● **GIVEN REQUEST**
From the entries below, please gather each line containing the string "name".

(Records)
#####
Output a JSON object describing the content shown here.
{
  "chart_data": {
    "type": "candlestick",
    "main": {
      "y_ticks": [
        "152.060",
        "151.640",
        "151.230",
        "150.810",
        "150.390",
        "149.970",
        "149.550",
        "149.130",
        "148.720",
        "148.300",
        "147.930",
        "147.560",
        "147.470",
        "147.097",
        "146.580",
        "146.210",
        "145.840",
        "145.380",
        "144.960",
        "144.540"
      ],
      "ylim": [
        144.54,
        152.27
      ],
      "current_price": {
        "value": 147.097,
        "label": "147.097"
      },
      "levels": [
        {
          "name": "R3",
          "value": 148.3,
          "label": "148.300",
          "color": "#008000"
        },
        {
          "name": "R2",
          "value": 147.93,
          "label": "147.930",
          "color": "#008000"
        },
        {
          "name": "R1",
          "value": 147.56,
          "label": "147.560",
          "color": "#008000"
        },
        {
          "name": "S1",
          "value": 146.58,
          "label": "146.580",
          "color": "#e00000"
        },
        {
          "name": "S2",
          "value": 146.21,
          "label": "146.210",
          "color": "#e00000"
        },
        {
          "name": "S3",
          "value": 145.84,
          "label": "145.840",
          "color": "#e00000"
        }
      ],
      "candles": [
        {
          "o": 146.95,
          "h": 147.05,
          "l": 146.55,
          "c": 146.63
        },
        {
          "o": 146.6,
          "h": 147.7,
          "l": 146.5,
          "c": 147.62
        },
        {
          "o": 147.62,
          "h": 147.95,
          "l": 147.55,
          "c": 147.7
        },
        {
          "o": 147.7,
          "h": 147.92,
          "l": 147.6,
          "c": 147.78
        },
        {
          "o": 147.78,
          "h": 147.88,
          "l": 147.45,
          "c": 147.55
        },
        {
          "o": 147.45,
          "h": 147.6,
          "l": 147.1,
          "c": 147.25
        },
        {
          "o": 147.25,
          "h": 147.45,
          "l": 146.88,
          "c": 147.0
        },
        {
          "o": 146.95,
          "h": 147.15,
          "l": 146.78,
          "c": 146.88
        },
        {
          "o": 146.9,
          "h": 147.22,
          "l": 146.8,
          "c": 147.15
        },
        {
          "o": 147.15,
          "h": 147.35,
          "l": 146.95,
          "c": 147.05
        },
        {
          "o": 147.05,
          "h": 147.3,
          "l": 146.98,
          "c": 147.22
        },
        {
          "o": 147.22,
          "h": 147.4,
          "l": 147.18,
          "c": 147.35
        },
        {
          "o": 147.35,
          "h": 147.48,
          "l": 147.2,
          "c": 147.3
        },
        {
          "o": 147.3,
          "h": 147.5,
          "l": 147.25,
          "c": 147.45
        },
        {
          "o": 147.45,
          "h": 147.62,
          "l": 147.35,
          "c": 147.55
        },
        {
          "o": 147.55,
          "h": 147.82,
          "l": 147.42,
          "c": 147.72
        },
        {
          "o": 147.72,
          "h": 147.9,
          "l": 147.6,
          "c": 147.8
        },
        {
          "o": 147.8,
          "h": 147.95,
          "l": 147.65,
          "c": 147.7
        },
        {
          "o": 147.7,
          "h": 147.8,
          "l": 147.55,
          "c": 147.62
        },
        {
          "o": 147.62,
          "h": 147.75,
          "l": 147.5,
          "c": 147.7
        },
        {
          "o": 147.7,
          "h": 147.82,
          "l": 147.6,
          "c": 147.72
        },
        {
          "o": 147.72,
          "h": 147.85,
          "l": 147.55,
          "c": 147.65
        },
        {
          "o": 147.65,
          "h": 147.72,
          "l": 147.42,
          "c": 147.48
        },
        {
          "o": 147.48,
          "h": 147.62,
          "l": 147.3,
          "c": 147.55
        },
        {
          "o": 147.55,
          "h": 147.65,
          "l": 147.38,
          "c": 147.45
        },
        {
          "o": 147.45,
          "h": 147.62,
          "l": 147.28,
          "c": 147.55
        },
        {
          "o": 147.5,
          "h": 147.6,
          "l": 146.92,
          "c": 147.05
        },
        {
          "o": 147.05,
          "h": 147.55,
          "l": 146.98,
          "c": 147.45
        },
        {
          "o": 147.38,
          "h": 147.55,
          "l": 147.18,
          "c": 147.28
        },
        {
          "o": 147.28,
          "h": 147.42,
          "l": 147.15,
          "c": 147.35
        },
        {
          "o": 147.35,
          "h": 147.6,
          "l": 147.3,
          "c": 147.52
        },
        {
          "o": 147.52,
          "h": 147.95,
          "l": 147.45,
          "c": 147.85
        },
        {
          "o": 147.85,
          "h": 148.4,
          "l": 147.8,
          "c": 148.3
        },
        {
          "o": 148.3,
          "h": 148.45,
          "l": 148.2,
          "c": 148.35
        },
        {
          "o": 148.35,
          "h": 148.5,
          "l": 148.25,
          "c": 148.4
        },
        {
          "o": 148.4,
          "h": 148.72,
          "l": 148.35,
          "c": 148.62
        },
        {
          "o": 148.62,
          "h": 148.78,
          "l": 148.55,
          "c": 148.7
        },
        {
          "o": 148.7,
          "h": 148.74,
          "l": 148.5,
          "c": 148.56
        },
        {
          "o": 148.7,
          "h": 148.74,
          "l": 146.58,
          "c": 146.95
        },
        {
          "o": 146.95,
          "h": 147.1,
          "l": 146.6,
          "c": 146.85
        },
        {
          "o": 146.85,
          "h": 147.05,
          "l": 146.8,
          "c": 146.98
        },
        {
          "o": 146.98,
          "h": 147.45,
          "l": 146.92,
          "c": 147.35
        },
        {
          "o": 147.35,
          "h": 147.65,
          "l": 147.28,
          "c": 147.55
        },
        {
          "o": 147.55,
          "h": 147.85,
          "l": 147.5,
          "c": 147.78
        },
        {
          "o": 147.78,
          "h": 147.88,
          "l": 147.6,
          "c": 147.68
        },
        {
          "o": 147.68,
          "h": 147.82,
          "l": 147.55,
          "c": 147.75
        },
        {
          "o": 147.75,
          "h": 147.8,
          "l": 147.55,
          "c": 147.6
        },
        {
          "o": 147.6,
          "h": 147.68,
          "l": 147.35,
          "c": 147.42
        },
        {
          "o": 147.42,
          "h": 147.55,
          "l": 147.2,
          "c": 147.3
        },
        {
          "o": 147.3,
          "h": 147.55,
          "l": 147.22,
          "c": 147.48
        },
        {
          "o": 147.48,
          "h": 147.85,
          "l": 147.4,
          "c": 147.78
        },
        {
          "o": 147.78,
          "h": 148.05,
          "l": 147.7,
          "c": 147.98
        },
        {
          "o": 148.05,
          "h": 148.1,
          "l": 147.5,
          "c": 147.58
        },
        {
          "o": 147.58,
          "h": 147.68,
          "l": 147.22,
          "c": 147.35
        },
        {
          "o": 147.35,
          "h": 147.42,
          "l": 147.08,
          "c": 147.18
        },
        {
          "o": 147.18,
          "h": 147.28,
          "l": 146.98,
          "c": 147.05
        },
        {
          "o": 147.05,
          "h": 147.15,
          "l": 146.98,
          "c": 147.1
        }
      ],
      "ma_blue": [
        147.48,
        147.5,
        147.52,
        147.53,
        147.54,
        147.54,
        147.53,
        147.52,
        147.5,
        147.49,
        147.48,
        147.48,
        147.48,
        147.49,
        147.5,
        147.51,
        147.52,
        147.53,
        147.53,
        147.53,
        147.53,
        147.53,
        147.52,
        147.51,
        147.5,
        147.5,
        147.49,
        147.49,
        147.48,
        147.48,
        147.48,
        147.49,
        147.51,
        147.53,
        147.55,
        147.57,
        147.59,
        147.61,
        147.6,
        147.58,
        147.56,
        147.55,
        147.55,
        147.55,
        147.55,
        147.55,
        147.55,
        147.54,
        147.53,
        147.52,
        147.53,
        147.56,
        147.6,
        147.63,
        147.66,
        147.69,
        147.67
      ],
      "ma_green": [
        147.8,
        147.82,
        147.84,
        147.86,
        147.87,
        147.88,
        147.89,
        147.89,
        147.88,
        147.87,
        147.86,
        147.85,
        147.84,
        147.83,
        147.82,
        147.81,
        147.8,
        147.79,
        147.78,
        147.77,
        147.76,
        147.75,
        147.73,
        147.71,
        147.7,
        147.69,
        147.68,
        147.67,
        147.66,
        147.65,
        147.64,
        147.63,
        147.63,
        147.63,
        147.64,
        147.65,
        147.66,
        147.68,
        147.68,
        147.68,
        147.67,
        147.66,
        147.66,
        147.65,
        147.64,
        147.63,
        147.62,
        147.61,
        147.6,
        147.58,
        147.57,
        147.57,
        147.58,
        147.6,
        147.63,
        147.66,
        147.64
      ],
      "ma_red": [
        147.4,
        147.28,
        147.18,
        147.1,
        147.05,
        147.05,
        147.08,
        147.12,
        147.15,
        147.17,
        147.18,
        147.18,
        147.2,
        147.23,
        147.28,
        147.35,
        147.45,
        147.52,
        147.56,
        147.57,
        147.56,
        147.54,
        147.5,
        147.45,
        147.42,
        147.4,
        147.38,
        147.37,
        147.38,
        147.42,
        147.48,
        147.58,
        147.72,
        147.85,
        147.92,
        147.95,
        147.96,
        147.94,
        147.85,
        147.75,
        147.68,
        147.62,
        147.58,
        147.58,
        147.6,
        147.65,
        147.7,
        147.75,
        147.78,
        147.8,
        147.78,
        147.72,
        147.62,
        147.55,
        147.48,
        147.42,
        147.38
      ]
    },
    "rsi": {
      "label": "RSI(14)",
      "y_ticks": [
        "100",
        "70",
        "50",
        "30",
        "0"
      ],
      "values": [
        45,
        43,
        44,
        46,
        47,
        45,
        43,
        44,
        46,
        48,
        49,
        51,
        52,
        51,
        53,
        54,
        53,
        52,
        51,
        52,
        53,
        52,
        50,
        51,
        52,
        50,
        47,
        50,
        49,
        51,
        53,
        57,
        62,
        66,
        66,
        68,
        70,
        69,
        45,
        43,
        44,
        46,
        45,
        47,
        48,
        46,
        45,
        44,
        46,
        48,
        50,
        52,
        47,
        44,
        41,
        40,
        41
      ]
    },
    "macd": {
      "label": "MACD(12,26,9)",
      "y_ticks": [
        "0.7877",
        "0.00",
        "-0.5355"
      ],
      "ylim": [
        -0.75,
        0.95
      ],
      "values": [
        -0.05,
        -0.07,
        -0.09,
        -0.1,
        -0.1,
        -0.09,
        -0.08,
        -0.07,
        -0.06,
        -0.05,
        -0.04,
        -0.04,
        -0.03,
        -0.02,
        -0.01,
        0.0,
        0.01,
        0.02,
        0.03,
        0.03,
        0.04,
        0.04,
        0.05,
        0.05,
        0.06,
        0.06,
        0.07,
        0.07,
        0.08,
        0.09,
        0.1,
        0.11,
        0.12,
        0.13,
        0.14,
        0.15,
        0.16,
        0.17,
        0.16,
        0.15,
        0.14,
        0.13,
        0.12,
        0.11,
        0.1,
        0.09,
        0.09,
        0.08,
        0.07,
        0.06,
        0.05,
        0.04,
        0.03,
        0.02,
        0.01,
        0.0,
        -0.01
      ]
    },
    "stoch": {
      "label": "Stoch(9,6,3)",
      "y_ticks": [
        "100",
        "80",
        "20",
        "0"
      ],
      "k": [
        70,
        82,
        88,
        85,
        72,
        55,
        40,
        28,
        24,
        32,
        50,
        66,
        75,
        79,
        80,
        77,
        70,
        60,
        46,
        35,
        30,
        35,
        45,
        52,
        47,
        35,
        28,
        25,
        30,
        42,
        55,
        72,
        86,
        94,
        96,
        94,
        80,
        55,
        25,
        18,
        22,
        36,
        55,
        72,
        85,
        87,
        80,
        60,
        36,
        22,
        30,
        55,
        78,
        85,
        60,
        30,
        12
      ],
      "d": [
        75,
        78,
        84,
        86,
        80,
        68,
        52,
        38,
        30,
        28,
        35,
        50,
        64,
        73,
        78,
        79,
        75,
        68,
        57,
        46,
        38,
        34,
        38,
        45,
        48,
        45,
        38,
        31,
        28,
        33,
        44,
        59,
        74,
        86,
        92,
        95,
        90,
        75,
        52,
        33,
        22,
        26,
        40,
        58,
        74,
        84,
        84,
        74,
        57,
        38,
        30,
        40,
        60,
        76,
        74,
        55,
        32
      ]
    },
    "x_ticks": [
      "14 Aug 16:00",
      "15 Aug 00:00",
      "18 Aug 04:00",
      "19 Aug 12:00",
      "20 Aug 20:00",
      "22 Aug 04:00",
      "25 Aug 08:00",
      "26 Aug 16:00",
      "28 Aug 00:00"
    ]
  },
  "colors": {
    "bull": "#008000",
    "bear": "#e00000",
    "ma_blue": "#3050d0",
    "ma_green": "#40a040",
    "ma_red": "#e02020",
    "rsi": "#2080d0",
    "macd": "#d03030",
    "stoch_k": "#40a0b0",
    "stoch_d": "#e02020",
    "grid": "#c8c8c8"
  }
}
#####
● **THE COMPLETED TASK**
          "name": "R3",
          "name": "R2",
          "name": "R1",
          "name": "S1",
          "name": "S2",
          "name": "S3",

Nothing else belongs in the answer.